■ Work required: Count, in the entries, the lines with "installed". Answer with the number only.

■ Task inputs:

- - - - -

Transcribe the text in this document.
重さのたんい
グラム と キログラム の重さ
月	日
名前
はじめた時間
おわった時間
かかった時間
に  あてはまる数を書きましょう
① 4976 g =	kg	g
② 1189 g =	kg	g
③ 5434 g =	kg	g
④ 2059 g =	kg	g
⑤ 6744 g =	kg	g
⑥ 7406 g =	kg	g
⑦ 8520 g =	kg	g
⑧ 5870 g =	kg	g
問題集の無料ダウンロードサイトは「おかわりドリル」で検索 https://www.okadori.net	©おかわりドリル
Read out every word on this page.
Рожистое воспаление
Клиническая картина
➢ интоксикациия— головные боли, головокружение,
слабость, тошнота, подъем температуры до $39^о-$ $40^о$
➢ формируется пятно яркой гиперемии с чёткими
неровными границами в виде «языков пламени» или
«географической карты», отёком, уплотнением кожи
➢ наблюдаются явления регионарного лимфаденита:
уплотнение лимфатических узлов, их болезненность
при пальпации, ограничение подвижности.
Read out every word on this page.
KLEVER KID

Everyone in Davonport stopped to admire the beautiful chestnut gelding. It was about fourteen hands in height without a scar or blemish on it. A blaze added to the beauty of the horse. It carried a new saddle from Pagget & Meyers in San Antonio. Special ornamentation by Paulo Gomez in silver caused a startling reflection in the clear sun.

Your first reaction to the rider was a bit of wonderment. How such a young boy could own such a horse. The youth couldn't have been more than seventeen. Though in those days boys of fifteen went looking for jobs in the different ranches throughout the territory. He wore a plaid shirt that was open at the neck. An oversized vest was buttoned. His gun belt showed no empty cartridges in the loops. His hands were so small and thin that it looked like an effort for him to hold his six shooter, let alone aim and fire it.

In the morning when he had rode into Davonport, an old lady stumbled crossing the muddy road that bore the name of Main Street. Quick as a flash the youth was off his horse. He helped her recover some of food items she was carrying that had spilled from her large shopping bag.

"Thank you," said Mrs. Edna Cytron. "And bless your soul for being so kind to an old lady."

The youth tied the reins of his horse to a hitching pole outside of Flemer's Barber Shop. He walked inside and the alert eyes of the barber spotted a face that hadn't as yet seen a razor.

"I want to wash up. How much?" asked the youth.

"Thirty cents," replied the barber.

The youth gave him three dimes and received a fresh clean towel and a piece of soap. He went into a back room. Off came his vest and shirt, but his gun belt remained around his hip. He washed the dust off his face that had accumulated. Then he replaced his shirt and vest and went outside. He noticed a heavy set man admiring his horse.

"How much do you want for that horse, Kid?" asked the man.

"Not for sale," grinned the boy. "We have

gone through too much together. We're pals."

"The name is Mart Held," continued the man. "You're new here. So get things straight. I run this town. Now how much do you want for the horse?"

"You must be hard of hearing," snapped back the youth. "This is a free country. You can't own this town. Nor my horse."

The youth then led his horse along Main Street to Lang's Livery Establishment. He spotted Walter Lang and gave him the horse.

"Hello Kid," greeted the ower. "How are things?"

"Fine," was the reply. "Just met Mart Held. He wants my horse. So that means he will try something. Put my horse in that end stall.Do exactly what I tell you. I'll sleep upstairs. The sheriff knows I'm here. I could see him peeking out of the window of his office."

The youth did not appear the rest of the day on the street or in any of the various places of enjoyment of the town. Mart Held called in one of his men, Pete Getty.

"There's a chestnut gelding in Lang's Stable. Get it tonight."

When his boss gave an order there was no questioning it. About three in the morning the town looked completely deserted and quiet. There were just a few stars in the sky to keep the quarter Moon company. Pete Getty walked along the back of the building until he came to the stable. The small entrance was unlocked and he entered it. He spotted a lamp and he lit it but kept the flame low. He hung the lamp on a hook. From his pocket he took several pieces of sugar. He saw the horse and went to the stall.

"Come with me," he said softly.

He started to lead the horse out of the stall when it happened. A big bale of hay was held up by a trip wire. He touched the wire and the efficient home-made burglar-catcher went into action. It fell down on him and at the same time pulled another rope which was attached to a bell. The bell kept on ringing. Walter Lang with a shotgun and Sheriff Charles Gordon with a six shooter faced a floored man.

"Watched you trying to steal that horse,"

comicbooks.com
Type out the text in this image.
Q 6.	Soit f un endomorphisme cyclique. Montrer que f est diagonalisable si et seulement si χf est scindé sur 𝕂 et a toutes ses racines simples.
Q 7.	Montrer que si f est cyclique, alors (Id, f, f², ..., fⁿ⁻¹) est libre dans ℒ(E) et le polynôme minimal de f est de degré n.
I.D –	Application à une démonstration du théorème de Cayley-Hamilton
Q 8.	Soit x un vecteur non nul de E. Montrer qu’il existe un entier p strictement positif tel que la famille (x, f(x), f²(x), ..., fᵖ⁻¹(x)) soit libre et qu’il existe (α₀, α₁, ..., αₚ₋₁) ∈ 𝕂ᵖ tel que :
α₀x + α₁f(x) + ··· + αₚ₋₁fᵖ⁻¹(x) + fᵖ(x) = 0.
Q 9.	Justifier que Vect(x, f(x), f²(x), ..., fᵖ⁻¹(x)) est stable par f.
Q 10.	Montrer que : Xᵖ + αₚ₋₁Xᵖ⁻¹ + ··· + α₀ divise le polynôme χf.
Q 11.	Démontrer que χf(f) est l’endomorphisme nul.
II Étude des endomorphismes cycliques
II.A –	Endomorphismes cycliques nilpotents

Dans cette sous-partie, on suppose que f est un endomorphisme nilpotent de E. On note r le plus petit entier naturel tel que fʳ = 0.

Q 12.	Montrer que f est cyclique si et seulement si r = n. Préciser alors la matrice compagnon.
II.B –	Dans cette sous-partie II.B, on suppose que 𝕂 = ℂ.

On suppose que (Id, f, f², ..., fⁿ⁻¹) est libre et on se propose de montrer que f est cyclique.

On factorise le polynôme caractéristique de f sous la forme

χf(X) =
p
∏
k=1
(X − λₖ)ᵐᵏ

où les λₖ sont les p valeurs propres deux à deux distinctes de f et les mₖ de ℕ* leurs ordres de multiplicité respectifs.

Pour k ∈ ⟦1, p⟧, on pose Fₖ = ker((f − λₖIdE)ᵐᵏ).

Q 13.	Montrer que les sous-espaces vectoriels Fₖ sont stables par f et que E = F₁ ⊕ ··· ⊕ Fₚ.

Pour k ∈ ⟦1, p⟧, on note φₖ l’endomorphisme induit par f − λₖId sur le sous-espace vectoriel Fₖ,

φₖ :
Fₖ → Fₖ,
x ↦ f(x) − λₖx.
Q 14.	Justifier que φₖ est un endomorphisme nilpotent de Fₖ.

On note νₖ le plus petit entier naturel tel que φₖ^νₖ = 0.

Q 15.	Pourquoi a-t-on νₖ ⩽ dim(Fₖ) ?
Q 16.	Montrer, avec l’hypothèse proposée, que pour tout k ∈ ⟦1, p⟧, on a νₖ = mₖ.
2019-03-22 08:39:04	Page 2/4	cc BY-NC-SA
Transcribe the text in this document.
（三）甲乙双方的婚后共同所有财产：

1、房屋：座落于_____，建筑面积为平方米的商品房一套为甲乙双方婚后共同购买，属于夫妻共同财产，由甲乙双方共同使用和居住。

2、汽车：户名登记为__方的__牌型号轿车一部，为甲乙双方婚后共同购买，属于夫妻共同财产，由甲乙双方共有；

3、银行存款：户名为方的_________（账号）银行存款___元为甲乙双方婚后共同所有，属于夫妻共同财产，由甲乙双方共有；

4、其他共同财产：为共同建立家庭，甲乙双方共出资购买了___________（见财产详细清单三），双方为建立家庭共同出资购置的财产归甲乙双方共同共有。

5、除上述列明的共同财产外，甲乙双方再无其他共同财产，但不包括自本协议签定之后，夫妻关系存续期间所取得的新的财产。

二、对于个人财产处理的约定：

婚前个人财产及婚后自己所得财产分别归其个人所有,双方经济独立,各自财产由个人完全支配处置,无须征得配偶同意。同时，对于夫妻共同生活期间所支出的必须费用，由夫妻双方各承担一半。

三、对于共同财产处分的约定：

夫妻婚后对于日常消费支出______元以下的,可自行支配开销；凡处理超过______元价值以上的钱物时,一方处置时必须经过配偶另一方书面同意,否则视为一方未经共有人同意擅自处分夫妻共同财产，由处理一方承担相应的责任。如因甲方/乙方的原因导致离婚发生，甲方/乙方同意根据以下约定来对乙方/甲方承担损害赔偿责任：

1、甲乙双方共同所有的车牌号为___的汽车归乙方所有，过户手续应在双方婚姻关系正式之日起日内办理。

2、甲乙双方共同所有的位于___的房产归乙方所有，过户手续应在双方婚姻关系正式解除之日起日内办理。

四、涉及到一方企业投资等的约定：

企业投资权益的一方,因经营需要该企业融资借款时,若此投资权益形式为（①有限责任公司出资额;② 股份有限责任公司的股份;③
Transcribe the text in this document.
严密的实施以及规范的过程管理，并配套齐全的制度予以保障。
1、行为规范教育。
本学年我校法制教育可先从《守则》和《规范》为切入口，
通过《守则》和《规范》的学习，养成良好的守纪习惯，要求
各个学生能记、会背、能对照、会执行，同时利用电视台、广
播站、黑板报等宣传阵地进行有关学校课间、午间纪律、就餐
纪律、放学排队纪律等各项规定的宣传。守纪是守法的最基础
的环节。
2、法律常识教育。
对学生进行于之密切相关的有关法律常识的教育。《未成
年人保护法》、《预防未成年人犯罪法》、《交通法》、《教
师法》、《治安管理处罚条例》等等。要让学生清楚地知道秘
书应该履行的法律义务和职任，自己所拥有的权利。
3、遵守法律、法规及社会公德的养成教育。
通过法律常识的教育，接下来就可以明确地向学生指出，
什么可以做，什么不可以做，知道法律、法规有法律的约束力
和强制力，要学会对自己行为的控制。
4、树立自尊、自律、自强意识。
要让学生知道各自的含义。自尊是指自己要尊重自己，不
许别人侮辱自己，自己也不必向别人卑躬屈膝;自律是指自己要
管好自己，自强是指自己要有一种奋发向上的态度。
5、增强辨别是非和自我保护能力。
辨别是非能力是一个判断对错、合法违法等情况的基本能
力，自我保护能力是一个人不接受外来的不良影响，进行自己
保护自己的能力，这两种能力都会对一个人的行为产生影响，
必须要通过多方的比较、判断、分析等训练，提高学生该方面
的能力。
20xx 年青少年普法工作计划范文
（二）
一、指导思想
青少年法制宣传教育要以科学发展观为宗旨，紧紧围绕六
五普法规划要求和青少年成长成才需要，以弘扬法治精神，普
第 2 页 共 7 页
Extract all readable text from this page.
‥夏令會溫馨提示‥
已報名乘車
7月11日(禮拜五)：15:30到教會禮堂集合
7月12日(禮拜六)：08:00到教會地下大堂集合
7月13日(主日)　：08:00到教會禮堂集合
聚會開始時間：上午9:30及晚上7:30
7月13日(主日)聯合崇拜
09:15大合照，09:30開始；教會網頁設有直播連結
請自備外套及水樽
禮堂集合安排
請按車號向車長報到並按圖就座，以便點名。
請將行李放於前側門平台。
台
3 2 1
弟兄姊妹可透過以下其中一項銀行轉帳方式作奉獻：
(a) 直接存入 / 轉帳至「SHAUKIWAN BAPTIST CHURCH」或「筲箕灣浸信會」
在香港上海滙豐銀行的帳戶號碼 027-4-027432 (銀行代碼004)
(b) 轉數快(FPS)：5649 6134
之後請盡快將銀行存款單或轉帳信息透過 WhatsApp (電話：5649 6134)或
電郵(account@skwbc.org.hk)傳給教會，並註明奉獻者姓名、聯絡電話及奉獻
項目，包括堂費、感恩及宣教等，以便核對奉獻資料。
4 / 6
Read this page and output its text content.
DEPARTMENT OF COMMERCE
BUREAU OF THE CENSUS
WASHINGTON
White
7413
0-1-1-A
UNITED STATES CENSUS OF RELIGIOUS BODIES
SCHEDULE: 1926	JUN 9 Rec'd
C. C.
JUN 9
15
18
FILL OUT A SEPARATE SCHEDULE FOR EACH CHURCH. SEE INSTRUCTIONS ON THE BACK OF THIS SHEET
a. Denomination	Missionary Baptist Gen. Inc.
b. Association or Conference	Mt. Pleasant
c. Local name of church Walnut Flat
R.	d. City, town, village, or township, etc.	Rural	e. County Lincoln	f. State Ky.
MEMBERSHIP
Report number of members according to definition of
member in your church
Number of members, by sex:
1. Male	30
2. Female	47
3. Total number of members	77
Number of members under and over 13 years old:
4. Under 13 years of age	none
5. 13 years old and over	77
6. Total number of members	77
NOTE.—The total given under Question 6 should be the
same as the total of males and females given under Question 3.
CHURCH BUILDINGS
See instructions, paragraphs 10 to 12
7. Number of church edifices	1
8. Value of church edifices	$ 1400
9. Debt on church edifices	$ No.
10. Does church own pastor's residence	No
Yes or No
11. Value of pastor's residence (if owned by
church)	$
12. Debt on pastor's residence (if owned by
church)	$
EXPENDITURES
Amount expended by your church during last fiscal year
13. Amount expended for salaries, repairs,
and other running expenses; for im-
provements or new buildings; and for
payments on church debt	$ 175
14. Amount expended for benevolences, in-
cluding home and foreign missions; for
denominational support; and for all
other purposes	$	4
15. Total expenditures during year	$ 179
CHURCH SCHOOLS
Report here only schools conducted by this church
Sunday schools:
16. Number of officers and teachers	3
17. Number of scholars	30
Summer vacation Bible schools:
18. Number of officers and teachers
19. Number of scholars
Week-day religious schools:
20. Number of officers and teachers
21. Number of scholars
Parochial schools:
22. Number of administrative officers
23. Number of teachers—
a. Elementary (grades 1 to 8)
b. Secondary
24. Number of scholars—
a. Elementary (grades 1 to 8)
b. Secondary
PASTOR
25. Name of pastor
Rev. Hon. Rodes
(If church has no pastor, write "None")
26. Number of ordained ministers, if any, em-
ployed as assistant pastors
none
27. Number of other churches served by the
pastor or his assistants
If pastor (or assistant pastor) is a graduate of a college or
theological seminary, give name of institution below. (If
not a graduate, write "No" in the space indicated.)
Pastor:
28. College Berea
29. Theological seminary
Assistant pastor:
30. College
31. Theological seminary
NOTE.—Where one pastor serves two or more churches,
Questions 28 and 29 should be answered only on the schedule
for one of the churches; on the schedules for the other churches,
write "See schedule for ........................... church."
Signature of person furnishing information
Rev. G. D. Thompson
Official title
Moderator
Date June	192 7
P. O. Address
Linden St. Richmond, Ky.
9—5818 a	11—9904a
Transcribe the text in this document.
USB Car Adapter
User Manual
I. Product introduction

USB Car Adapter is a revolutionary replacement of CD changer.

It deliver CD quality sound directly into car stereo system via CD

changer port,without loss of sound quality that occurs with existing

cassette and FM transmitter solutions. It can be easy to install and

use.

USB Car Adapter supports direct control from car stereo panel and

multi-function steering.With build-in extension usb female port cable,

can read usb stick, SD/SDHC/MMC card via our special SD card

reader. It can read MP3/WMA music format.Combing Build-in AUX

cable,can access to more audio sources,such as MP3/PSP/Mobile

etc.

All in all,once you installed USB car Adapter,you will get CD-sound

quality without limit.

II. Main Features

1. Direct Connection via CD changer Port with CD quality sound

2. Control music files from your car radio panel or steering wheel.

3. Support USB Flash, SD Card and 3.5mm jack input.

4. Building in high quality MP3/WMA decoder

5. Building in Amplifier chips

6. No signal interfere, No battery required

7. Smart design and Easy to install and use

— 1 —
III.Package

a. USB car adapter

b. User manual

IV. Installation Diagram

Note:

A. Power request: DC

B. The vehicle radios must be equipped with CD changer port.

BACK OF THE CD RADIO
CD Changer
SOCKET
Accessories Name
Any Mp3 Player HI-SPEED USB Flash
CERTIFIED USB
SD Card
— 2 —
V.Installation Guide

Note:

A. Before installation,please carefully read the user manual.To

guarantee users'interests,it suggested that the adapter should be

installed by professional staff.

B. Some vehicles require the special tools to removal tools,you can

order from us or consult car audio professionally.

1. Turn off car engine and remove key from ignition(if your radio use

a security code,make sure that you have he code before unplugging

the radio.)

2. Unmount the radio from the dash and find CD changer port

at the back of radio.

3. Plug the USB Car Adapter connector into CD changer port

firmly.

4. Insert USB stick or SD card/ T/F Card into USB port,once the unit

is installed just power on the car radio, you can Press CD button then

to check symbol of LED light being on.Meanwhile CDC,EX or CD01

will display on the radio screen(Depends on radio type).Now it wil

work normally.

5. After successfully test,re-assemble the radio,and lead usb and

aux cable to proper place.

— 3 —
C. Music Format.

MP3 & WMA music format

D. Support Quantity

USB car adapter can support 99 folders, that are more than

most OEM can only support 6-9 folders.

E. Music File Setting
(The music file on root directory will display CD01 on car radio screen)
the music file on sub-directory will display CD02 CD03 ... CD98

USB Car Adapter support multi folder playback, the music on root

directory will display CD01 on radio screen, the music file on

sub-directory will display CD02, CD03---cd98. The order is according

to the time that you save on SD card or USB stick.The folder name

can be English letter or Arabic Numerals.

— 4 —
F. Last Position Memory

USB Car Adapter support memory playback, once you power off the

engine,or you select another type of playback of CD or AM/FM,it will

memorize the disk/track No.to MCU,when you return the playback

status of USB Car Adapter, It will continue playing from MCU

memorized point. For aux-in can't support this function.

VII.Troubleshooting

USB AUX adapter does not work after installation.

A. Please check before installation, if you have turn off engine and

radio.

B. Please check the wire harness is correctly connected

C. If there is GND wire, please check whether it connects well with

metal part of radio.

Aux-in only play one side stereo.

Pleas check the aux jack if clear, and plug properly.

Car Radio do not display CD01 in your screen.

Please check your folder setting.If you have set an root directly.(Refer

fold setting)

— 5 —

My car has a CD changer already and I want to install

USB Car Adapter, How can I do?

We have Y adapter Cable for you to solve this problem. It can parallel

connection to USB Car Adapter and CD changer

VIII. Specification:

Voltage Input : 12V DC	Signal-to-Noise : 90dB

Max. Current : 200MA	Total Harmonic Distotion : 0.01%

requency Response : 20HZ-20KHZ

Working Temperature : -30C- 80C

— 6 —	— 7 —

- - - - -

■ Answer to this exercise: 3